=== DATA SHOWN ===

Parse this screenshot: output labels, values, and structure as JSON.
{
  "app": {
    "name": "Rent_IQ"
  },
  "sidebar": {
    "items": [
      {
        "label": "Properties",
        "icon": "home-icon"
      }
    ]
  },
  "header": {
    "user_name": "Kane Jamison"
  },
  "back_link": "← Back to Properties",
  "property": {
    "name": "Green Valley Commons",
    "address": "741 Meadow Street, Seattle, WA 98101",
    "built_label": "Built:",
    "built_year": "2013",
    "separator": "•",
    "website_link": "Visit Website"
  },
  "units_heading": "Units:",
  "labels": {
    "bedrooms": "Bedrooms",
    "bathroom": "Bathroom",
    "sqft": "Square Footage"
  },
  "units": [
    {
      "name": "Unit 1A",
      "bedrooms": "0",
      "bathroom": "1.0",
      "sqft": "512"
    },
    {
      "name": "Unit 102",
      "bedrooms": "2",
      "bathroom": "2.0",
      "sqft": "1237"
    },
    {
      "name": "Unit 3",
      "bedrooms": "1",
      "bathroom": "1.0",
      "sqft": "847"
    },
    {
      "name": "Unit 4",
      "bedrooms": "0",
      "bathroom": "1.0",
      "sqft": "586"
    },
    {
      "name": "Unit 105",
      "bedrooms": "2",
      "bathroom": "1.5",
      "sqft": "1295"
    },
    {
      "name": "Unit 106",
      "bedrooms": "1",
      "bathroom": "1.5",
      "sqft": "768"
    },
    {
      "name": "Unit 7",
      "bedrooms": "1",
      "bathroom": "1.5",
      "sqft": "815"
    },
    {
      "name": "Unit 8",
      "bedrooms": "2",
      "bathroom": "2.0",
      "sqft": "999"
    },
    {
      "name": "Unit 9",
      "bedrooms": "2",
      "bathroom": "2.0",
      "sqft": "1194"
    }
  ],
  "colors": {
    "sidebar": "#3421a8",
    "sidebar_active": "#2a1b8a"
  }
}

===

— WHAT YOU SHOULD DO —
Every line of the material must be returned exactly as it appears.

— TASK SOLUTION —
Parse this screenshot: output labels, values, and structure as JSON.
{
  "app": {
    "name": "Rent_IQ"
  },
  "sidebar": {
    "items": [
      {
        "label": "Properties",
        "icon": "home-icon"
      }
    ]
  },
  "header": {
    "user_name": "Kane Jamison"
  },
  "back_link": "← Back to Properties",
  "property": {
    "name": "Green Valley Commons",
    "address": "741 Meadow Street, Seattle, WA 98101",
    "built_label": "Built:",
    "built_year": "2013",
    "separator": "•",
    "website_link": "Visit Website"
  },
  "units_heading": "Units:",
  "labels": {
    "bedrooms": "Bedrooms",
    "bathroom": "Bathroom",
    "sqft": "Square Footage"
  },
  "units": [
    {
      "name": "Unit 1A",
      "bedrooms": "0",
      "bathroom": "1.0",
      "sqft": "512"
    },
    {
      "name": "Unit 102",
      "bedrooms": "2",
      "bathroom": "2.0",
      "sqft": "1237"
    },
    {
      "name": "Unit 3",
      "bedrooms": "1",
      "bathroom": "1.0",
      "sqft": "847"
    },
    {
      "name": "Unit 4",
      "bedrooms": "0",
      "bathroom": "1.0",
      "sqft": "586"
    },
    {
      "name": "Unit 105",
      "bedrooms": "2",
      "bathroom": "1.5",
      "sqft": "1295"
    },
    {
      "name": "Unit 106",
      "bedrooms": "1",
      "bathroom": "1.5",
      "sqft": "768"
    },
    {
      "name": "Unit 7",
      "bedrooms": "1",
      "bathroom": "1.5",
      "sqft": "815"
    },
    {
      "name": "Unit 8",
      "bedrooms": "2",
      "bathroom": "2.0",
      "sqft": "999"
    },
    {
      "name": "Unit 9",
      "bedrooms": "2",
      "bathroom": "2.0",
      "sqft": "1194"
    }
  ],
  "colors": {
    "sidebar": "#3421a8",
    "sidebar_active": "#2a1b8a"
  }
}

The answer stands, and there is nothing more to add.